Bisakah Anda menyalin kata demi kata seluruh bagian teks tentang kebijakan libur Ramadhan era Gus Dur, mulai dari "Kebijakan Populer Gus" hingga "Presiden (Pilpres) 2019."?

--- KUTIPAN UNTUK DIBACA ---

General

Kebijakan Populer Gus Dur dan Keinginan Prabowo-Sandi Melanjutkannya Jika Terpilih

Ramadhan — Asumsi.co

featured image

Pasangan calon presiden-wakil presiden nomor urut 02 Prabowo Subianto-Sandiaga Uno bakal menerapkan kebijakan yang pernah dijalankan oleh Presiden ke-4 RI Abdurrahman Wahid atau Gus Dur. Prabowo akan meliburkan seluruh kegiatan belajar mengajar di sekolah dan perguruan tinggi selama bulan Ramadhan. Sudah puluhan tahun ini kebijakan itu dihapus.

Koordinator Juru Bicara Badan Pemenangan Nasional (BPN) Prabowo Subianto-Sandiaga Uno, Dahnil Anzar Simanjuntak mengiyakan rencana tersebut. Lewat akun Twitter pribadinya, Jumat, 15 Maret 2019, Dahnil mengungkapkan kebijakan populer di era Gus Dur itu bakal kembali dijalankan jika Prabowo terpilih sebagai Presiden RI di Pemilihan Presiden (Pilpres) 2019.

Dahnil mengungkapkan rencana Prabowo mengembalikan kebijakan Gus Dur itu tidak terlepas dari tujuannya untuk memberikan kesempatan bagi anak-anak sekolah lebih fokus untuk belajar agama Islam. Selain itu, lanjutnya, nantinya anak-anak sekolah bisa lebih fokus untuk mengembangkan nilai-nilai toleransi selama bulan Ramadhan.

--- DATA YANG DITAMPILKAN ---

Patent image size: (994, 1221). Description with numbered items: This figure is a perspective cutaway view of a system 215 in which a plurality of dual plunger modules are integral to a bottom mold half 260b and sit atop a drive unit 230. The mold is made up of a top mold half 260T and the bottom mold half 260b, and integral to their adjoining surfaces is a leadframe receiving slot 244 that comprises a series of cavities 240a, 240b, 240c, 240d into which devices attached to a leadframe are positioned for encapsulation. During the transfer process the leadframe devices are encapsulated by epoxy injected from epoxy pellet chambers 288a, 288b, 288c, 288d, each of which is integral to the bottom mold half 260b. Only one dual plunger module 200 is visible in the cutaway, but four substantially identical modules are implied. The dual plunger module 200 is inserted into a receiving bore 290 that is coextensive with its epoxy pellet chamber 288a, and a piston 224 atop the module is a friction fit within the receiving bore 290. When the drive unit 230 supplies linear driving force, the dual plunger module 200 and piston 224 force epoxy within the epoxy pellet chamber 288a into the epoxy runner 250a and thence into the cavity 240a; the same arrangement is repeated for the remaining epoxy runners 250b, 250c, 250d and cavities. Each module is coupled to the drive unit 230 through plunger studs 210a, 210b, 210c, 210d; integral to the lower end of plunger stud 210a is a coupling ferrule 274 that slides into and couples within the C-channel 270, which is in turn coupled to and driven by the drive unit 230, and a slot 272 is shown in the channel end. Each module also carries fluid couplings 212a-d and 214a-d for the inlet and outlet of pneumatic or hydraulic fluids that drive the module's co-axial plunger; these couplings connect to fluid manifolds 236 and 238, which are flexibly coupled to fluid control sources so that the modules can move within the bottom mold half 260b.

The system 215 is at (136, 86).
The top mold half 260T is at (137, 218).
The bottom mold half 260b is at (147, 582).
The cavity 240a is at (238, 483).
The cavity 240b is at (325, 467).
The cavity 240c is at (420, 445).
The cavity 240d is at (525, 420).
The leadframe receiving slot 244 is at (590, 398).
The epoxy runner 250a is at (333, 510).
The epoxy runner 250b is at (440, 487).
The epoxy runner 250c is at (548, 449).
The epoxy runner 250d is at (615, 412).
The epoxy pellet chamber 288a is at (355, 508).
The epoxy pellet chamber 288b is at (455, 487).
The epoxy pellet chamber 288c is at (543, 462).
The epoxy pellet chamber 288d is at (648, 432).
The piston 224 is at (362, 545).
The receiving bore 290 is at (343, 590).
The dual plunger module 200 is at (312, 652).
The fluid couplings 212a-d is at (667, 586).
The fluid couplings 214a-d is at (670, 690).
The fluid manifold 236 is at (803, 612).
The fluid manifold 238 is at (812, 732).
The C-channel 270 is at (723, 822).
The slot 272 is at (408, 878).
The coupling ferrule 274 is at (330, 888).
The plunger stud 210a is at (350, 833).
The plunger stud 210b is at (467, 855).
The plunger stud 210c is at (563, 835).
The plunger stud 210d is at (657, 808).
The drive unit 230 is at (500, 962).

---
--- DATA YANG DITAMPILKAN ---

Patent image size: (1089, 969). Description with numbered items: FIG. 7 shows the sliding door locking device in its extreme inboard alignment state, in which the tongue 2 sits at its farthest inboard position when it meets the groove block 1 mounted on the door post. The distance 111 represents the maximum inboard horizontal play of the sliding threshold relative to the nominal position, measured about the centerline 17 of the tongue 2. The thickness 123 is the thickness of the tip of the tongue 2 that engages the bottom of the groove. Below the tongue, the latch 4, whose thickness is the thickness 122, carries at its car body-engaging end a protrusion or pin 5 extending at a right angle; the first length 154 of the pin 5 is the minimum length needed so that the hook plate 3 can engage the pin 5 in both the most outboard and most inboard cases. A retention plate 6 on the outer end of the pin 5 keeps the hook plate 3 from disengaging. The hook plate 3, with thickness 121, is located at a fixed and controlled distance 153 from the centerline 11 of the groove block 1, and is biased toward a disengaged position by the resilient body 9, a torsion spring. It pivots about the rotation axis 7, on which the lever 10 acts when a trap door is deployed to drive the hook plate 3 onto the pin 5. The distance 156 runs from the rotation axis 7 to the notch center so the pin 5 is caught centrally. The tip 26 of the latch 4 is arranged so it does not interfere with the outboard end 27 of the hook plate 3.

---

# HASIL LATIHAN:
Kebijakan Populer Gus Dur dan Keinginan Prabowo-Sandi Melanjutkannya Jika Terpilih

Ramadhan — Asumsi.co

featured image

Pasangan calon presiden-wakil presiden nomor urut 02 Prabowo Subianto-Sandiaga Uno bakal menerapkan kebijakan yang pernah dijalankan oleh Presiden ke-4 RI Abdurrahman Wahid atau Gus Dur. Prabowo akan meliburkan seluruh kegiatan belajar mengajar di sekolah dan perguruan tinggi selama bulan Ramadhan. Sudah puluhan tahun ini kebijakan itu dihapus.

Koordinator Juru Bicara Badan Pemenangan Nasional (BPN) Prabowo Subianto-Sandiaga Uno, Dahnil Anzar Simanjuntak mengiyakan rencana tersebut. Lewat akun Twitter pribadinya, Jumat, 15 Maret 2019, Dahnil mengungkapkan kebijakan populer di era Gus Dur itu bakal kembali dijalankan jika Prabowo terpilih sebagai Presiden RI di Pemilihan Presiden (Pilpres) 2019.